DATA FOR THE TASK:
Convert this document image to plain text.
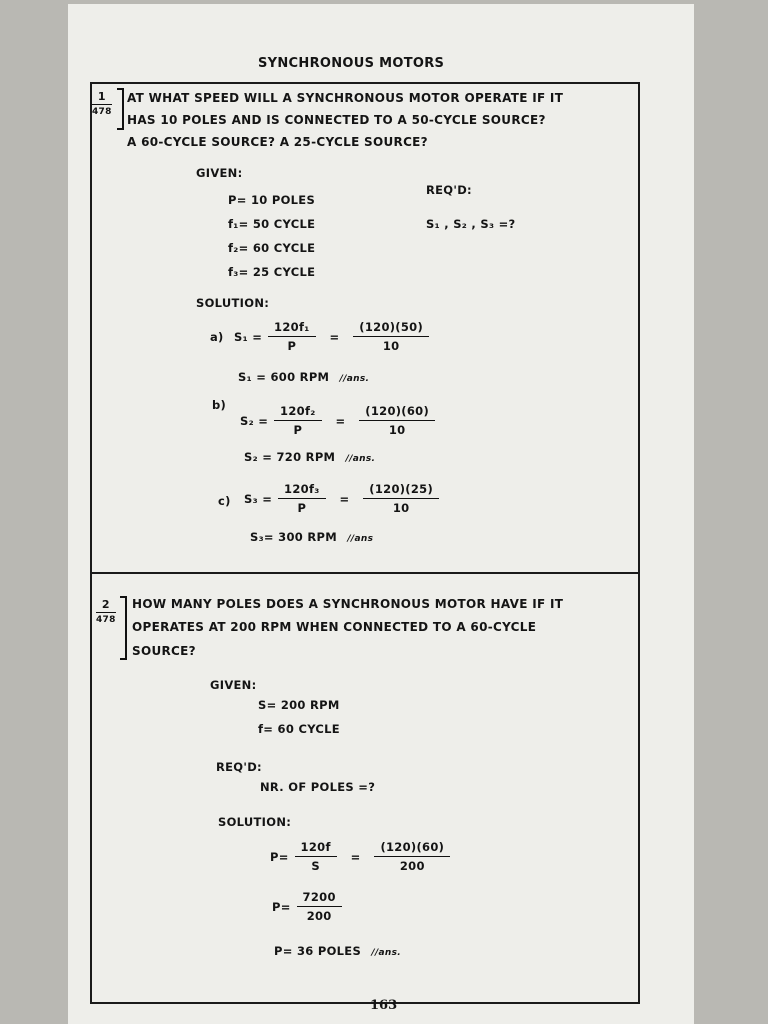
SYNCHRONOUS MOTORS
1
478
AT WHAT SPEED WILL A SYNCHRONOUS MOTOR OPERATE IF IT
HAS 10 POLES AND IS CONNECTED TO A 50-CYCLE SOURCE?
A 60-CYCLE SOURCE? A 25-CYCLE SOURCE?
GIVEN:
P= 10 POLES
f₁= 50 CYCLE
f₂= 60 CYCLE
f₃= 25 CYCLE
REQ'D:
S₁ , S₂ , S₃ =?
SOLUTION:
a) $S_1 = \frac{\text{120f₁}}{P} = \frac{(120)(50)}{10}$
S₁ = 600 RPM //ans.
b)
$S_2 = \frac{\text{120f₂}}{P} = \frac{(120)(60)}{10}$
S₂ = 720 RPM //ans.
c) $S_3 = \frac{\text{120f₃}}{P} = \frac{(120)(25)}{10}$
S₃= 300 RPM //ans
2
478
HOW MANY POLES DOES A SYNCHRONOUS MOTOR HAVE IF IT
OPERATES AT 200 RPM WHEN CONNECTED TO A 60-CYCLE
SOURCE?
GIVEN:
S= 200 RPM
f= 60 CYCLE
REQ'D:
NR. OF POLES =?
SOLUTION:
$P= \frac{120f}{S} = \frac{(120)(60)}{200}$
$P= \frac{7200}{200}$
P= 36 POLES //ans.
163
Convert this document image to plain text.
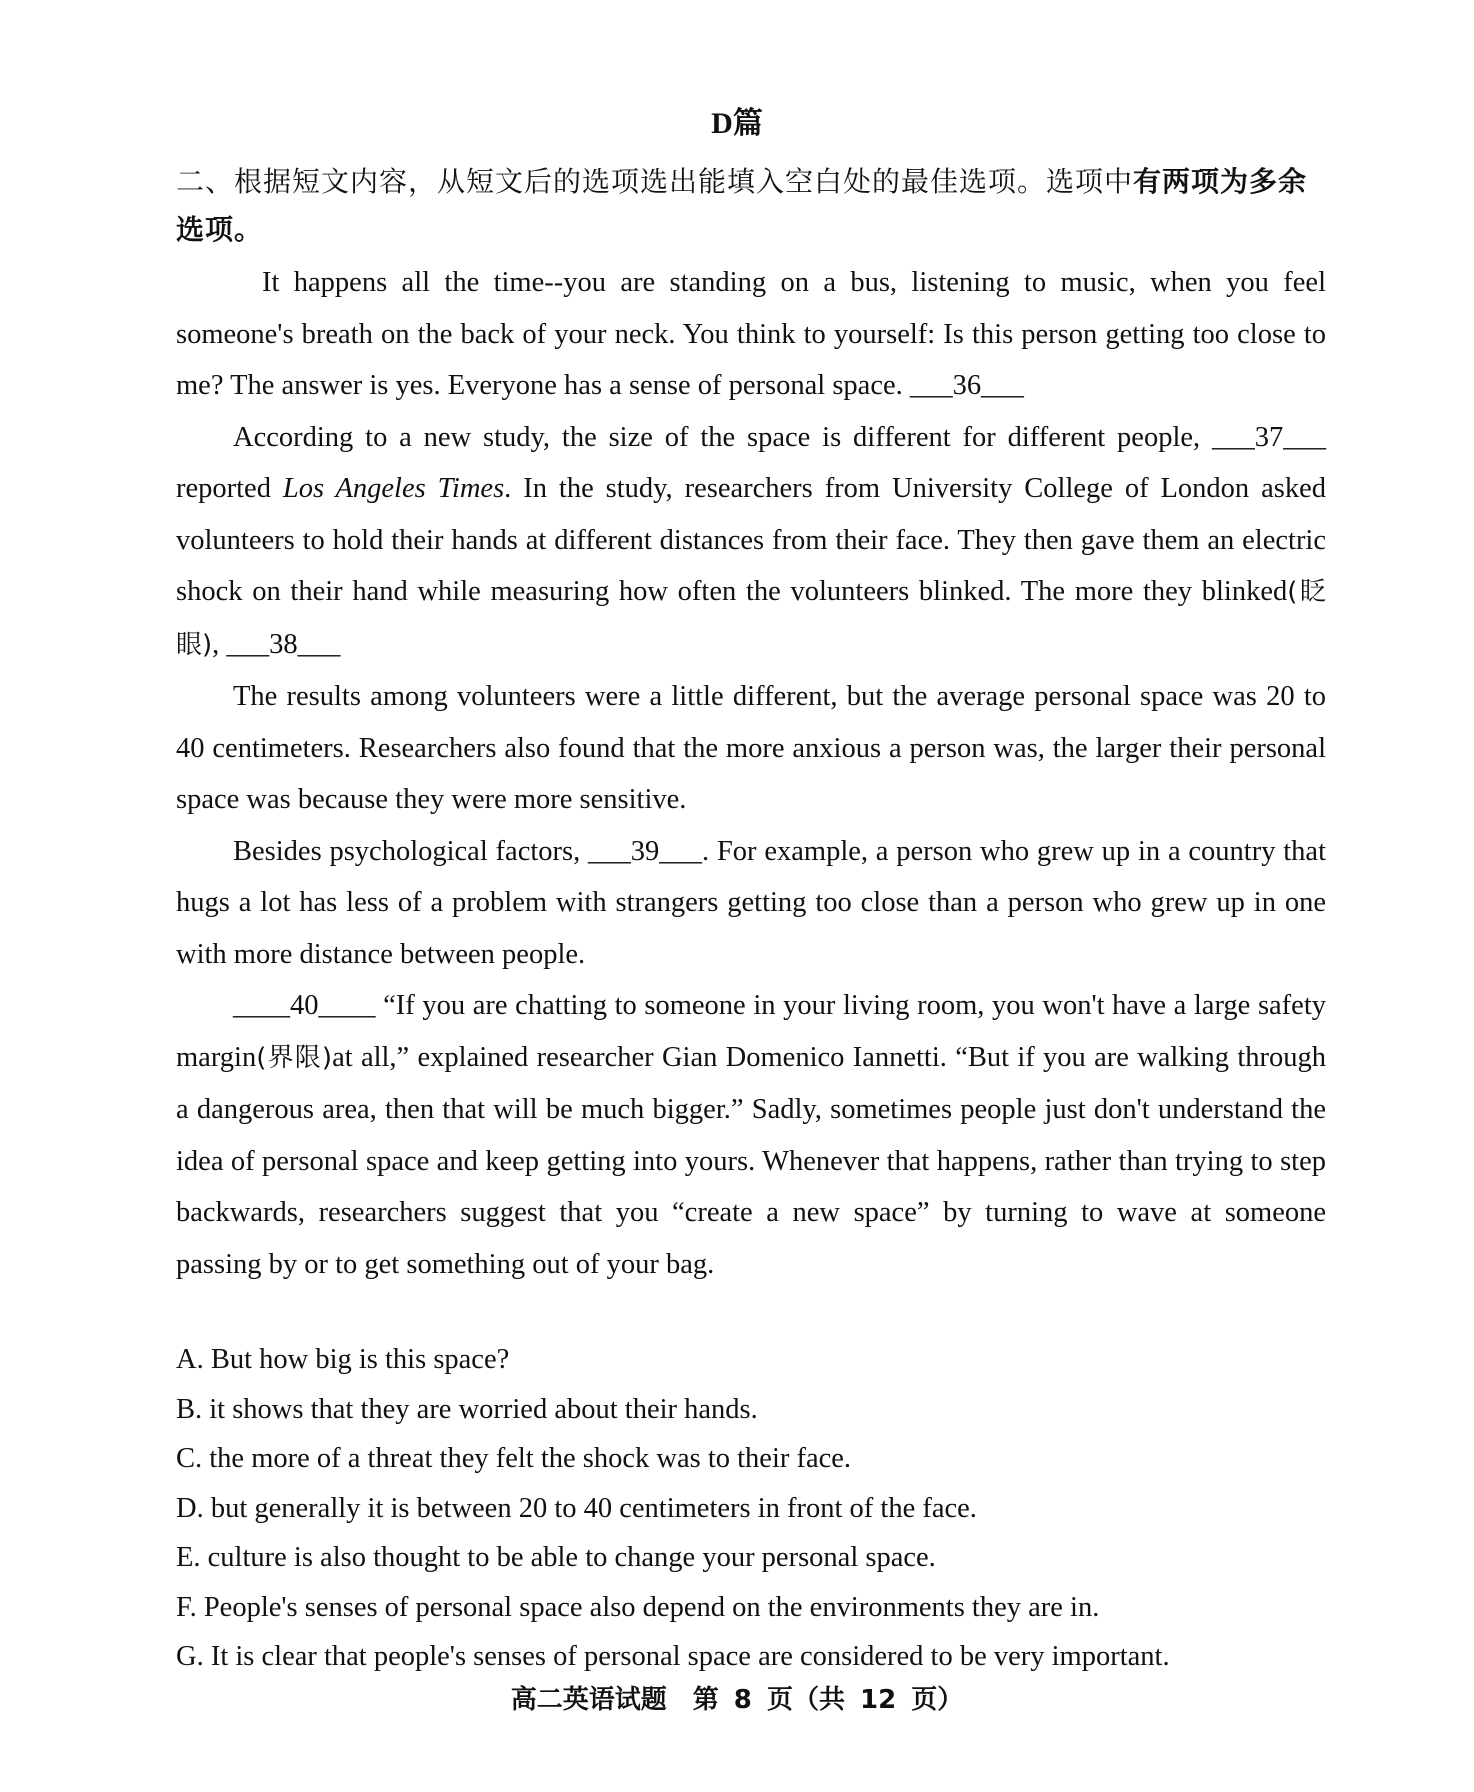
D篇
二、根据短文内容，从短文后的选项选出能填入空白处的最佳选项。选项中有两项为多余选项。

It happens all the time--you are standing on a bus, listening to music, when you feel someone's breath on the back of your neck. You think to yourself: Is this person getting too close to me? The answer is yes. Everyone has a sense of personal space. ___36___

According to a new study, the size of the space is different for different people, ___37___ reported Los Angeles Times. In the study, researchers from University College of London asked volunteers to hold their hands at different distances from their face. They then gave them an electric shock on their hand while measuring how often the volunteers blinked. The more they blinked(眨眼), ___38___

The results among volunteers were a little different, but the average personal space was 20 to 40 centimeters. Researchers also found that the more anxious a person was, the larger their personal space was because they were more sensitive.

Besides psychological factors, ___39___. For example, a person who grew up in a country that hugs a lot has less of a problem with strangers getting too close than a person who grew up in one with more distance between people.

____40____ “If you are chatting to someone in your living room, you won't have a large safety margin(界限)at all,” explained researcher Gian Domenico Iannetti. “But if you are walking through a dangerous area, then that will be much bigger.” Sadly, sometimes people just don't understand the idea of personal space and keep getting into yours. Whenever that happens, rather than trying to step backwards, researchers suggest that you “create a new space” by turning to wave at someone passing by or to get something out of your bag.

A. But how big is this space?
B. it shows that they are worried about their hands.
C. the more of a threat they felt the shock was to their face.
D. but generally it is between 20 to 40 centimeters in front of the face.
E. culture is also thought to be able to change your personal space.
F. People's senses of personal space also depend on the environments they are in.
G. It is clear that people's senses of personal space are considered to be very important.
高二英语试题　第 8 页（共 12 页）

GOAL: Filter lines by "getting" and return each hit.

RESULT OF THIS TASK:
It happens all the time--you are standing on a bus, listening to music, when you feel someone's breath on the back of your neck. You think to yourself: Is this person getting too close to me? The answer is yes. Everyone has a sense of personal space. ___36___
Besides psychological factors, ___39___. For example, a person who grew up in a country that hugs a lot has less of a problem with strangers getting too close than a person who grew up in one with more distance between people.
____40____ “If you are chatting to someone in your living room, you won't have a large safety margin(界限)at all,” explained researcher Gian Domenico Iannetti. “But if you are walking through a dangerous area, then that will be much bigger.” Sadly, sometimes people just don't understand the idea of personal space and keep getting into yours. Whenever that happens, rather than trying to step backwards, researchers suggest that you “create a new space” by turning to wave at someone passing by or to get something out of your bag.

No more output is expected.